记录:
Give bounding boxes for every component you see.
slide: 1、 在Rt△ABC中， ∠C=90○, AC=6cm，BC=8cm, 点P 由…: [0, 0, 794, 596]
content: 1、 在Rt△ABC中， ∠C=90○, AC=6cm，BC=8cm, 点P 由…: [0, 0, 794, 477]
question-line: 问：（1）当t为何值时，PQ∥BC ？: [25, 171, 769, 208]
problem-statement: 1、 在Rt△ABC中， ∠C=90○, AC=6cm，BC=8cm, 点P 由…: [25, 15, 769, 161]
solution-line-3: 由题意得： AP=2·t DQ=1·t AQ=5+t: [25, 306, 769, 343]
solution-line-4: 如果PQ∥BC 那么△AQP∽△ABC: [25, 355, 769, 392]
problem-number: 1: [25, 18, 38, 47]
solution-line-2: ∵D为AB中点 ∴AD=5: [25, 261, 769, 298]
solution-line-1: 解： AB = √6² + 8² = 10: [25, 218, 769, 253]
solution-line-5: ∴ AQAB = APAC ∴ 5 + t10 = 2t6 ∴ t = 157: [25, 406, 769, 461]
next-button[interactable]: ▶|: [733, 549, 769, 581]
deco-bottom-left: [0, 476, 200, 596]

==

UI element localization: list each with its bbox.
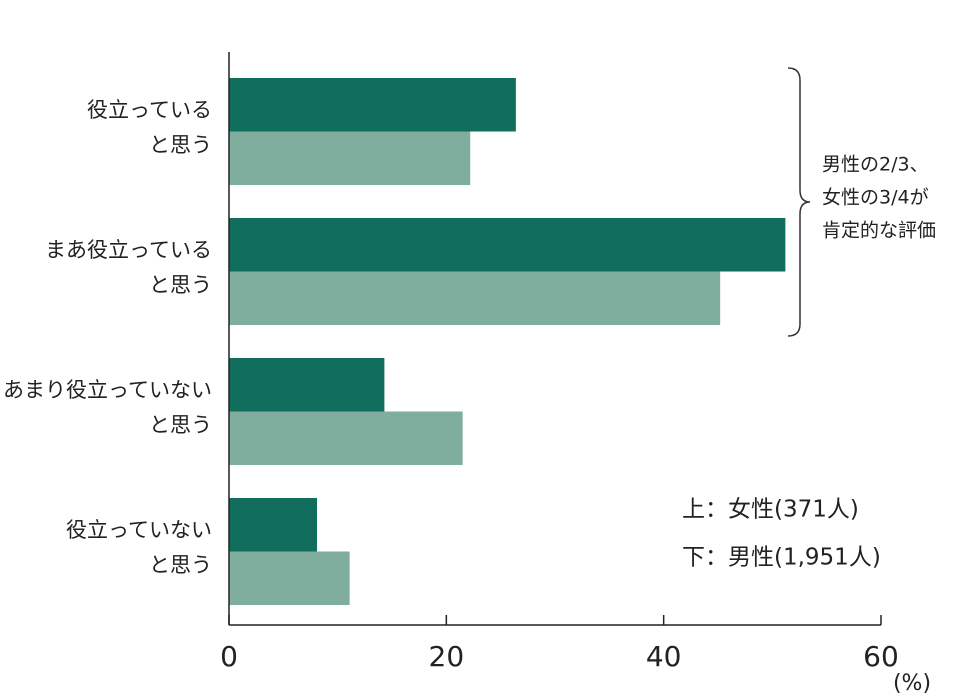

题目:
请更新上面记录中从含有“Give bounding boxes”的那一行到含有“problem-statement: 1、 在Rt△ABC中，”的那一行（首尾两行都算在内），把“question-line”改成“question-row”，其余一字不动，只给出这几行。

回复:
Give bounding boxes for every component you see.
slide: 1、 在Rt△ABC中， ∠C=90○, AC=6cm，BC=8cm, 点P 由…: [0, 0, 794, 596]
content: 1、 在Rt△ABC中， ∠C=90○, AC=6cm，BC=8cm, 点P 由…: [0, 0, 794, 477]
question-row: 问：（1）当t为何值时，PQ∥BC ？: [25, 171, 769, 208]
problem-statement: 1、 在Rt△ABC中， ∠C=90○, AC=6cm，BC=8cm, 点P 由…: [25, 15, 769, 161]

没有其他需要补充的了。